§ **Input**
━━━━━━━━
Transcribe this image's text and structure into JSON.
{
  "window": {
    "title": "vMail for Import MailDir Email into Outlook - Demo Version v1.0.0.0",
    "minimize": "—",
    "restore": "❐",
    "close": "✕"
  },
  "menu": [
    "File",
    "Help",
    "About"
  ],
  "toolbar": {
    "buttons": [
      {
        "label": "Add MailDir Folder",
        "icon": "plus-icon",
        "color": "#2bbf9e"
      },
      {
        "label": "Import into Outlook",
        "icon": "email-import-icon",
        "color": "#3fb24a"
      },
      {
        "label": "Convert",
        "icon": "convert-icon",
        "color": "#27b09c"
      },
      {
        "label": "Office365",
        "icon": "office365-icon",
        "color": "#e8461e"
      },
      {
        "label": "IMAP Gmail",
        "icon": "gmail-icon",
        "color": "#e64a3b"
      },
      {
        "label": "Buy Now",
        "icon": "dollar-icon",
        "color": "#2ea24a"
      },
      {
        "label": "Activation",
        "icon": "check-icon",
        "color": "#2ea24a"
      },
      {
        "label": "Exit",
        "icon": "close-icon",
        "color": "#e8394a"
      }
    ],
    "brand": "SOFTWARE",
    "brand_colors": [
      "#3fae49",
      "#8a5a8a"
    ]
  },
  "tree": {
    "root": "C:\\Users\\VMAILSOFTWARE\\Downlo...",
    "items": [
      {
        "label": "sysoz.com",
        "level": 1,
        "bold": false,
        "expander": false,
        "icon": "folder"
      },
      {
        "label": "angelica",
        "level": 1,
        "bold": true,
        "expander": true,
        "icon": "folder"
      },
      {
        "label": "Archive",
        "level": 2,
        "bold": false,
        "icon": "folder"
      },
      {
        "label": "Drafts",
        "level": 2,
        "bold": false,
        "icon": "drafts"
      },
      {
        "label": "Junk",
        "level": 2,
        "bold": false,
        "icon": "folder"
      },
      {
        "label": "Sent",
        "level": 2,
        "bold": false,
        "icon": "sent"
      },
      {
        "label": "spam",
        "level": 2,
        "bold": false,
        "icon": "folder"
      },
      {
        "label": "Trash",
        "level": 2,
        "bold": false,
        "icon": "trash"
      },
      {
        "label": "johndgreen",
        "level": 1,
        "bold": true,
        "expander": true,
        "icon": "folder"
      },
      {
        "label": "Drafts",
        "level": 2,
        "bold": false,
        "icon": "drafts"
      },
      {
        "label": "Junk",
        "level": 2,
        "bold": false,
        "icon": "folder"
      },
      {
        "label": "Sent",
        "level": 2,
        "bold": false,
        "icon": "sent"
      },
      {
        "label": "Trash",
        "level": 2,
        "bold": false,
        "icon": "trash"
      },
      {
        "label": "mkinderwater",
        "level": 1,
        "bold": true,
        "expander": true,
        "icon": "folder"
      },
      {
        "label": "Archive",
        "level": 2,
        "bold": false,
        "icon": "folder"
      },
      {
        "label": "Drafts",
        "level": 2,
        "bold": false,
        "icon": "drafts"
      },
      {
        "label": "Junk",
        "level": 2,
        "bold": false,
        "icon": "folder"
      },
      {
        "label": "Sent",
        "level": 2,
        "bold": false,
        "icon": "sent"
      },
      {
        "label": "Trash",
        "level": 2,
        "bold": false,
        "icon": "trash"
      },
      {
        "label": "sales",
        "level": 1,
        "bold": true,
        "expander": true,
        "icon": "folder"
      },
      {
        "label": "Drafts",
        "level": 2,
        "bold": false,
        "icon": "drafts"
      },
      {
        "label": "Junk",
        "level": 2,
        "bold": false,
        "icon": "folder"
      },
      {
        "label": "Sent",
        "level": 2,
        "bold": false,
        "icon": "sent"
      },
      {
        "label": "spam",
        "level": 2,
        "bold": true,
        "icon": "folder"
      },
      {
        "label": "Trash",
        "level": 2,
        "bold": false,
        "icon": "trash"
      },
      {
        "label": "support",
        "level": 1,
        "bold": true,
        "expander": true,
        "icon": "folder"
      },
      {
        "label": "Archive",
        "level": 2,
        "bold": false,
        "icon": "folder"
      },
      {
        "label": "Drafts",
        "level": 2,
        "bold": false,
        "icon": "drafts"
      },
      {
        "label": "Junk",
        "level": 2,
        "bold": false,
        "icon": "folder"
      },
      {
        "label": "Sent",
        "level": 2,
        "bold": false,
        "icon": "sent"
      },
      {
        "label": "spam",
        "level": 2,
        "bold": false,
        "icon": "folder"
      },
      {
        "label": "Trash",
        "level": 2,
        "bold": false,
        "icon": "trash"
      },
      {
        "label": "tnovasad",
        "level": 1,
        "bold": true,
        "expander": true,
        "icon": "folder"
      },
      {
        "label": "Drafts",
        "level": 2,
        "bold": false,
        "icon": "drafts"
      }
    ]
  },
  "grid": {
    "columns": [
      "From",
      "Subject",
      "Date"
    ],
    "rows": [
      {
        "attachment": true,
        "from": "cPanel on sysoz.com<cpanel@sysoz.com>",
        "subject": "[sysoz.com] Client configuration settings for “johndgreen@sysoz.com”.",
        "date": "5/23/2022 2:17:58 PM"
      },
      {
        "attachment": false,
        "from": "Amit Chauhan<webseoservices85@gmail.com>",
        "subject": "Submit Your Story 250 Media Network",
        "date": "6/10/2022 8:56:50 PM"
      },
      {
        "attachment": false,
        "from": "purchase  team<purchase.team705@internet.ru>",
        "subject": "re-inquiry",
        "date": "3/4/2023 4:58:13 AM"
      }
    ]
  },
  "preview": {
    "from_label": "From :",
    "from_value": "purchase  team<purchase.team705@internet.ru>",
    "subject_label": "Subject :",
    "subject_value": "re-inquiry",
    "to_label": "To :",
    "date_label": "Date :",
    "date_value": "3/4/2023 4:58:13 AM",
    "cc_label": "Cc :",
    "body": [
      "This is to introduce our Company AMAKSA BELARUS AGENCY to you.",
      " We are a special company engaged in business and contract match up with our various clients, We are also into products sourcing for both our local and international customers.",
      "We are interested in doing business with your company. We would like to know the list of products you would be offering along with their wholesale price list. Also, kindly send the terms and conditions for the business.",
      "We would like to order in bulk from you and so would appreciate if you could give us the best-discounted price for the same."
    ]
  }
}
━━━━━━━━
§ **Problem**
Set down each entry again, unchanged.

§ **Output**
Transcribe this image's text and structure into JSON.
{
  "window": {
    "title": "vMail for Import MailDir Email into Outlook - Demo Version v1.0.0.0",
    "minimize": "—",
    "restore": "❐",
    "close": "✕"
  },
  "menu": [
    "File",
    "Help",
    "About"
  ],
  "toolbar": {
    "buttons": [
      {
        "label": "Add MailDir Folder",
        "icon": "plus-icon",
        "color": "#2bbf9e"
      },
      {
        "label": "Import into Outlook",
        "icon": "email-import-icon",
        "color": "#3fb24a"
      },
      {
        "label": "Convert",
        "icon": "convert-icon",
        "color": "#27b09c"
      },
      {
        "label": "Office365",
        "icon": "office365-icon",
        "color": "#e8461e"
      },
      {
        "label": "IMAP Gmail",
        "icon": "gmail-icon",
        "color": "#e64a3b"
      },
      {
        "label": "Buy Now",
        "icon": "dollar-icon",
        "color": "#2ea24a"
      },
      {
        "label": "Activation",
        "icon": "check-icon",
        "color": "#2ea24a"
      },
      {
        "label": "Exit",
        "icon": "close-icon",
        "color": "#e8394a"
      }
    ],
    "brand": "SOFTWARE",
    "brand_colors": [
      "#3fae49",
      "#8a5a8a"
    ]
  },
  "tree": {
    "root": "C:\\Users\\VMAILSOFTWARE\\Downlo...",
    "items": [
      {
        "label": "sysoz.com",
        "level": 1,
        "bold": false,
        "expander": false,
        "icon": "folder"
      },
      {
        "label": "angelica",
        "level": 1,
        "bold": true,
        "expander": true,
        "icon": "folder"
      },
      {
        "label": "Archive",
        "level": 2,
        "bold": false,
        "icon": "folder"
      },
      {
        "label": "Drafts",
        "level": 2,
        "bold": false,
        "icon": "drafts"
      },
      {
        "label": "Junk",
        "level": 2,
        "bold": false,
        "icon": "folder"
      },
      {
        "label": "Sent",
        "level": 2,
        "bold": false,
        "icon": "sent"
      },
      {
        "label": "spam",
        "level": 2,
        "bold": false,
        "icon": "folder"
      },
      {
        "label": "Trash",
        "level": 2,
        "bold": false,
        "icon": "trash"
      },
      {
        "label": "johndgreen",
        "level": 1,
        "bold": true,
        "expander": true,
        "icon": "folder"
      },
      {
        "label": "Drafts",
        "level": 2,
        "bold": false,
        "icon": "drafts"
      },
      {
        "label": "Junk",
        "level": 2,
        "bold": false,
        "icon": "folder"
      },
      {
        "label": "Sent",
        "level": 2,
        "bold": false,
        "icon": "sent"
      },
      {
        "label": "Trash",
        "level": 2,
        "bold": false,
        "icon": "trash"
      },
      {
        "label": "mkinderwater",
        "level": 1,
        "bold": true,
        "expander": true,
        "icon": "folder"
      },
      {
        "label": "Archive",
        "level": 2,
        "bold": false,
        "icon": "folder"
      },
      {
        "label": "Drafts",
        "level": 2,
        "bold": false,
        "icon": "drafts"
      },
      {
        "label": "Junk",
        "level": 2,
        "bold": false,
        "icon": "folder"
      },
      {
        "label": "Sent",
        "level": 2,
        "bold": false,
        "icon": "sent"
      },
      {
        "label": "Trash",
        "level": 2,
        "bold": false,
        "icon": "trash"
      },
      {
        "label": "sales",
        "level": 1,
        "bold": true,
        "expander": true,
        "icon": "folder"
      },
      {
        "label": "Drafts",
        "level": 2,
        "bold": false,
        "icon": "drafts"
      },
      {
        "label": "Junk",
        "level": 2,
        "bold": false,
        "icon": "folder"
      },
      {
        "label": "Sent",
        "level": 2,
        "bold": false,
        "icon": "sent"
      },
      {
        "label": "spam",
        "level": 2,
        "bold": true,
        "icon": "folder"
      },
      {
        "label": "Trash",
        "level": 2,
        "bold": false,
        "icon": "trash"
      },
      {
        "label": "support",
        "level": 1,
        "bold": true,
        "expander": true,
        "icon": "folder"
      },
      {
        "label": "Archive",
        "level": 2,
        "bold": false,
        "icon": "folder"
      },
      {
        "label": "Drafts",
        "level": 2,
        "bold": false,
        "icon": "drafts"
      },
      {
        "label": "Junk",
        "level": 2,
        "bold": false,
        "icon": "folder"
      },
      {
        "label": "Sent",
        "level": 2,
        "bold": false,
        "icon": "sent"
      },
      {
        "label": "spam",
        "level": 2,
        "bold": false,
        "icon": "folder"
      },
      {
        "label": "Trash",
        "level": 2,
        "bold": false,
        "icon": "trash"
      },
      {
        "label": "tnovasad",
        "level": 1,
        "bold": true,
        "expander": true,
        "icon": "folder"
      },
      {
        "label": "Drafts",
        "level": 2,
        "bold": false,
        "icon": "drafts"
      }
    ]
  },
  "grid": {
    "columns": [
      "From",
      "Subject",
      "Date"
    ],
    "rows": [
      {
        "attachment": true,
        "from": "cPanel on sysoz.com<cpanel@sysoz.com>",
        "subject": "[sysoz.com] Client configuration settings for “johndgreen@sysoz.com”.",
        "date": "5/23/2022 2:17:58 PM"
      },
      {
        "attachment": false,
        "from": "Amit Chauhan<webseoservices85@gmail.com>",
        "subject": "Submit Your Story 250 Media Network",
        "date": "6/10/2022 8:56:50 PM"
      },
      {
        "attachment": false,
        "from": "purchase  team<purchase.team705@internet.ru>",
        "subject": "re-inquiry",
        "date": "3/4/2023 4:58:13 AM"
      }
    ]
  },
  "preview": {
    "from_label": "From :",
    "from_value": "purchase  team<purchase.team705@internet.ru>",
    "subject_label": "Subject :",
    "subject_value": "re-inquiry",
    "to_label": "To :",
    "date_label": "Date :",
    "date_value": "3/4/2023 4:58:13 AM",
    "cc_label": "Cc :",
    "body": [
      "This is to introduce our Company AMAKSA BELARUS AGENCY to you.",
      " We are a special company engaged in business and contract match up with our various clients, We are also into products sourcing for both our local and international customers.",
      "We are interested in doing business with your company. We would like to know the list of products you would be offering along with their wholesale price list. Also, kindly send the terms and conditions for the business.",
      "We would like to order in bulk from you and so would appreciate if you could give us the best-discounted price for the same."
    ]
  }
}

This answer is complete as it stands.